* What is asked: Can you reproduce each of the records below word for word, omitting the pictures?

* Provided records:
────────────────────

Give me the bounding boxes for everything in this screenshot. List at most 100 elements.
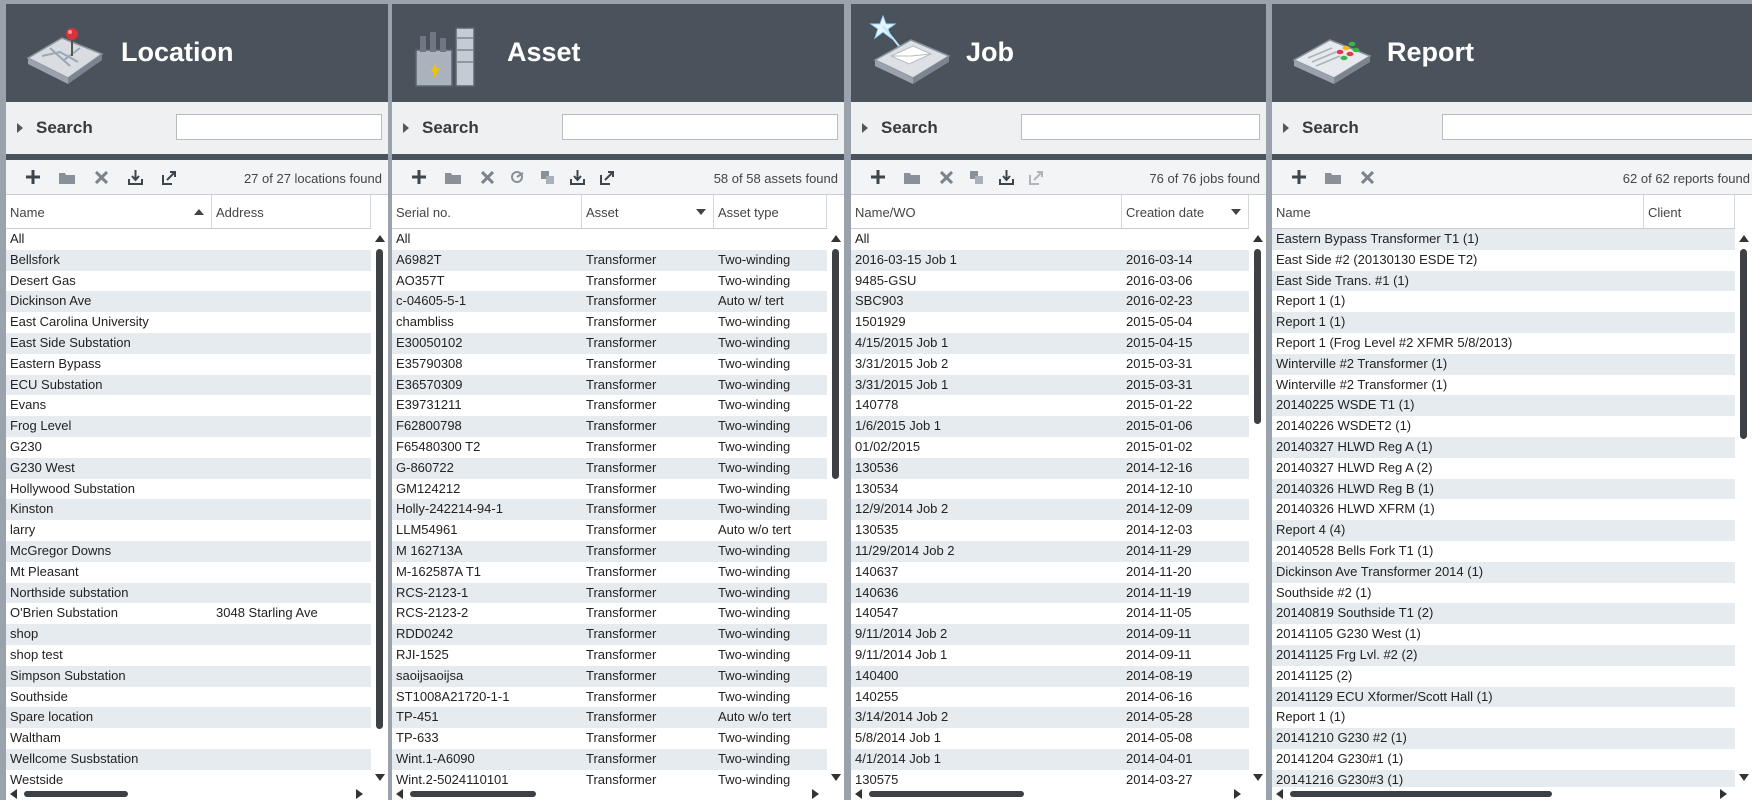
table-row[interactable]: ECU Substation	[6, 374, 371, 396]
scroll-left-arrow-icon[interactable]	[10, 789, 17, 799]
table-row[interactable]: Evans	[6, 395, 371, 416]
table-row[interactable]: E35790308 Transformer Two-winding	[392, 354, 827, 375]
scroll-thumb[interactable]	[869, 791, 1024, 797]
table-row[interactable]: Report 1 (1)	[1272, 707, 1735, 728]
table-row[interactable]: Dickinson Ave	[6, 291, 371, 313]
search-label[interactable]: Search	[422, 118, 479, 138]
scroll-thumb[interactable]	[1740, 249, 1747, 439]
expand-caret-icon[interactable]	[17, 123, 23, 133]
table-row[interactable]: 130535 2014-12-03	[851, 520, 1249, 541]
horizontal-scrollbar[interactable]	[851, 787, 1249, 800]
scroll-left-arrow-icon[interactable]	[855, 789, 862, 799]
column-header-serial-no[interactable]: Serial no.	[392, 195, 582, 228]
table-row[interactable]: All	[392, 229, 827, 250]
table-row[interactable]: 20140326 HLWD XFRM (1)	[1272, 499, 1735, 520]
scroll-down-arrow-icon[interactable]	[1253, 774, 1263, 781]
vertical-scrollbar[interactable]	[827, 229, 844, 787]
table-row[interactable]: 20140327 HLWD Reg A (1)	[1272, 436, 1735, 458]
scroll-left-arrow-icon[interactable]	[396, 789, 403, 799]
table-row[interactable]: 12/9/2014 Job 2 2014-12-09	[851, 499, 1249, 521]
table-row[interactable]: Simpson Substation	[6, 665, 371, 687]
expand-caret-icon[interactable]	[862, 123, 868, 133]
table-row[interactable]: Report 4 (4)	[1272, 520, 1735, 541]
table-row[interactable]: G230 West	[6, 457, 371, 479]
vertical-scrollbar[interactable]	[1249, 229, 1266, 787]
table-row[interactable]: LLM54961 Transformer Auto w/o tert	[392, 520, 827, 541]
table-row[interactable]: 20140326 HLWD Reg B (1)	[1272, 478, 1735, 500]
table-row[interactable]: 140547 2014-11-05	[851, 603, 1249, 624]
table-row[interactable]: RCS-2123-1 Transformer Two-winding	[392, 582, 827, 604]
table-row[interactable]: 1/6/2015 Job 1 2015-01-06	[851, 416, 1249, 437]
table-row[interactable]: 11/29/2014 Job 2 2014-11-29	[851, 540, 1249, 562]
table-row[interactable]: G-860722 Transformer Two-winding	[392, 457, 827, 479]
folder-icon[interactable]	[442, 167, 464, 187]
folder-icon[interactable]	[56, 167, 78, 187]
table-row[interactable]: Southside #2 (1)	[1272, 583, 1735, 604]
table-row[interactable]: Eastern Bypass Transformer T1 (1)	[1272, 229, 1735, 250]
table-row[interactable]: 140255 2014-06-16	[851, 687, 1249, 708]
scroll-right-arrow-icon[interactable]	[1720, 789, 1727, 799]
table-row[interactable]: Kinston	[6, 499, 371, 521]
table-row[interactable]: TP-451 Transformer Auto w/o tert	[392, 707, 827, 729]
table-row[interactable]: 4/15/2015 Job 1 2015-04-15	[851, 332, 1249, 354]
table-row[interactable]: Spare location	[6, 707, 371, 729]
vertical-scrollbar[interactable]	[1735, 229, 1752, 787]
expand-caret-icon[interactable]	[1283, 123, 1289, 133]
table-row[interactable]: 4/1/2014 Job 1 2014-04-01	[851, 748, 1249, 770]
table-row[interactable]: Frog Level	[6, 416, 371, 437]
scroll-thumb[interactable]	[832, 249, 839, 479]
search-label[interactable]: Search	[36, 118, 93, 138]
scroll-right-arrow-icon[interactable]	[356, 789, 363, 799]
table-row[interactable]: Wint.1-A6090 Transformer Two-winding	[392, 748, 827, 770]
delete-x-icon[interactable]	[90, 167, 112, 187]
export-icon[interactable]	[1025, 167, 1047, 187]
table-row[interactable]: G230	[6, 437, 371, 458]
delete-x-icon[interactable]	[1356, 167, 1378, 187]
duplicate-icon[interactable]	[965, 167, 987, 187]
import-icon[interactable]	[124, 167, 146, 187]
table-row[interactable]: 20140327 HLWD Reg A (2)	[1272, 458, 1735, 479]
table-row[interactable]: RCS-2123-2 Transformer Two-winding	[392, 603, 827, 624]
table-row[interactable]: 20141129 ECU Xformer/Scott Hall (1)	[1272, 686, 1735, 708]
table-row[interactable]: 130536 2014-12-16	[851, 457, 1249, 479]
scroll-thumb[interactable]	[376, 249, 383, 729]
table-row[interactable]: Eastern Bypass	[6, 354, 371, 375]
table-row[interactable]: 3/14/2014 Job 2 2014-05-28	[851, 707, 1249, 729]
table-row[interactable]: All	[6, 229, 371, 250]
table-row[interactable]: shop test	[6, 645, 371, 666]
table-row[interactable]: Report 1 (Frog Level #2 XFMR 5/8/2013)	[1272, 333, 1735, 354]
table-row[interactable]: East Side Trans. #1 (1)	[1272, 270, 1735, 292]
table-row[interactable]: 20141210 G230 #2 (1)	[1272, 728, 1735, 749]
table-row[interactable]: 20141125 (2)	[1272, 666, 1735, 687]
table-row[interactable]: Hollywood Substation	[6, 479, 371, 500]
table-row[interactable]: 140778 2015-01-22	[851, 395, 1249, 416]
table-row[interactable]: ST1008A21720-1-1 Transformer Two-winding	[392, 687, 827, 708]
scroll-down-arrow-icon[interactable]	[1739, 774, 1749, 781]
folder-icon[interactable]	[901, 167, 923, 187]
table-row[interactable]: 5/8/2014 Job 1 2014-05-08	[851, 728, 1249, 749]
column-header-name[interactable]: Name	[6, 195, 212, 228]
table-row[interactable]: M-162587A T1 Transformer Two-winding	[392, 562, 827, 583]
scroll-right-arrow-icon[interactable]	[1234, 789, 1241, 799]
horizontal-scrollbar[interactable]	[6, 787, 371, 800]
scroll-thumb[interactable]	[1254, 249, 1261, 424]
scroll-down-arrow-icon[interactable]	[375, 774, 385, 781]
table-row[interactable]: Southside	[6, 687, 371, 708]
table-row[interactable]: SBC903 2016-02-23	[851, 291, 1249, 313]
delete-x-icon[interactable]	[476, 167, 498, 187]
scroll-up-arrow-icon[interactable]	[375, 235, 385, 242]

────────────────────

* Problem solution:
Give me the bounding boxes for everything in this screenshot. List at most 100 elements.
table-row[interactable]: ECU Substation	[6, 374, 371, 396]
scroll-left-arrow-icon[interactable]	[10, 789, 17, 799]
table-row[interactable]: Evans	[6, 395, 371, 416]
table-row[interactable]: E35790308 Transformer Two-winding	[392, 354, 827, 375]
scroll-thumb[interactable]	[869, 791, 1024, 797]
table-row[interactable]: Report 1 (1)	[1272, 707, 1735, 728]
table-row[interactable]: Dickinson Ave	[6, 291, 371, 313]
search-label[interactable]: Search	[422, 118, 479, 138]
scroll-thumb[interactable]	[1740, 249, 1747, 439]
expand-caret-icon[interactable]	[17, 123, 23, 133]
table-row[interactable]: 130535 2014-12-03	[851, 520, 1249, 541]
horizontal-scrollbar[interactable]	[851, 787, 1249, 800]
scroll-left-arrow-icon[interactable]	[855, 789, 862, 799]
column-header-serial-no[interactable]: Serial no.	[392, 195, 582, 228]
table-row[interactable]: All	[392, 229, 827, 250]
table-row[interactable]: 20140326 HLWD XFRM (1)	[1272, 499, 1735, 520]
scroll-down-arrow-icon[interactable]	[1253, 774, 1263, 781]
vertical-scrollbar[interactable]	[827, 229, 844, 787]
table-row[interactable]: 20140327 HLWD Reg A (1)	[1272, 436, 1735, 458]
scroll-left-arrow-icon[interactable]	[396, 789, 403, 799]
table-row[interactable]: 12/9/2014 Job 2 2014-12-09	[851, 499, 1249, 521]
table-row[interactable]: Simpson Substation	[6, 665, 371, 687]
expand-caret-icon[interactable]	[862, 123, 868, 133]
table-row[interactable]: Report 4 (4)	[1272, 520, 1735, 541]
table-row[interactable]: G230 West	[6, 457, 371, 479]
vertical-scrollbar[interactable]	[1249, 229, 1266, 787]
table-row[interactable]: LLM54961 Transformer Auto w/o tert	[392, 520, 827, 541]
table-row[interactable]: 20140326 HLWD Reg B (1)	[1272, 478, 1735, 500]
table-row[interactable]: 140547 2014-11-05	[851, 603, 1249, 624]
table-row[interactable]: RCS-2123-1 Transformer Two-winding	[392, 582, 827, 604]
table-row[interactable]: 1/6/2015 Job 1 2015-01-06	[851, 416, 1249, 437]
table-row[interactable]: 11/29/2014 Job 2 2014-11-29	[851, 540, 1249, 562]
table-row[interactable]: G-860722 Transformer Two-winding	[392, 457, 827, 479]
folder-icon[interactable]	[442, 167, 464, 187]
folder-icon[interactable]	[56, 167, 78, 187]
table-row[interactable]: Southside #2 (1)	[1272, 583, 1735, 604]
table-row[interactable]: Eastern Bypass Transformer T1 (1)	[1272, 229, 1735, 250]
table-row[interactable]: 140255 2014-06-16	[851, 687, 1249, 708]
scroll-right-arrow-icon[interactable]	[1720, 789, 1727, 799]
table-row[interactable]: Kinston	[6, 499, 371, 521]
table-row[interactable]: TP-451 Transformer Auto w/o tert	[392, 707, 827, 729]
table-row[interactable]: 4/15/2015 Job 1 2015-04-15	[851, 332, 1249, 354]
table-row[interactable]: Spare location	[6, 707, 371, 729]
vertical-scrollbar[interactable]	[1735, 229, 1752, 787]
expand-caret-icon[interactable]	[1283, 123, 1289, 133]
table-row[interactable]: 4/1/2014 Job 1 2014-04-01	[851, 748, 1249, 770]
table-row[interactable]: Frog Level	[6, 416, 371, 437]
scroll-thumb[interactable]	[832, 249, 839, 479]
search-label[interactable]: Search	[36, 118, 93, 138]
scroll-right-arrow-icon[interactable]	[356, 789, 363, 799]
table-row[interactable]: Wint.1-A6090 Transformer Two-winding	[392, 748, 827, 770]
delete-x-icon[interactable]	[90, 167, 112, 187]
export-icon[interactable]	[1025, 167, 1047, 187]
table-row[interactable]: G230	[6, 437, 371, 458]
delete-x-icon[interactable]	[1356, 167, 1378, 187]
duplicate-icon[interactable]	[965, 167, 987, 187]
import-icon[interactable]	[124, 167, 146, 187]
table-row[interactable]: 20140327 HLWD Reg A (2)	[1272, 458, 1735, 479]
table-row[interactable]: RCS-2123-2 Transformer Two-winding	[392, 603, 827, 624]
table-row[interactable]: 20141129 ECU Xformer/Scott Hall (1)	[1272, 686, 1735, 708]
table-row[interactable]: 130536 2014-12-16	[851, 457, 1249, 479]
scroll-thumb[interactable]	[376, 249, 383, 729]
table-row[interactable]: Eastern Bypass	[6, 354, 371, 375]
table-row[interactable]: 3/14/2014 Job 2 2014-05-28	[851, 707, 1249, 729]
table-row[interactable]: All	[6, 229, 371, 250]
table-row[interactable]: shop test	[6, 645, 371, 666]
table-row[interactable]: Report 1 (Frog Level #2 XFMR 5/8/2013)	[1272, 333, 1735, 354]
table-row[interactable]: East Side Trans. #1 (1)	[1272, 270, 1735, 292]
table-row[interactable]: 20141210 G230 #2 (1)	[1272, 728, 1735, 749]
table-row[interactable]: 20141125 (2)	[1272, 666, 1735, 687]
table-row[interactable]: Hollywood Substation	[6, 479, 371, 500]
table-row[interactable]: 140778 2015-01-22	[851, 395, 1249, 416]
table-row[interactable]: ST1008A21720-1-1 Transformer Two-winding	[392, 687, 827, 708]
scroll-down-arrow-icon[interactable]	[1739, 774, 1749, 781]
folder-icon[interactable]	[901, 167, 923, 187]
table-row[interactable]: 5/8/2014 Job 1 2014-05-08	[851, 728, 1249, 749]
column-header-name[interactable]: Name	[6, 195, 212, 228]
table-row[interactable]: M-162587A T1 Transformer Two-winding	[392, 562, 827, 583]
scroll-right-arrow-icon[interactable]	[1234, 789, 1241, 799]
horizontal-scrollbar[interactable]	[6, 787, 371, 800]
scroll-thumb[interactable]	[1254, 249, 1261, 424]
scroll-down-arrow-icon[interactable]	[375, 774, 385, 781]
table-row[interactable]: Southside	[6, 687, 371, 708]
table-row[interactable]: SBC903 2016-02-23	[851, 291, 1249, 313]
delete-x-icon[interactable]	[476, 167, 498, 187]
scroll-up-arrow-icon[interactable]	[375, 235, 385, 242]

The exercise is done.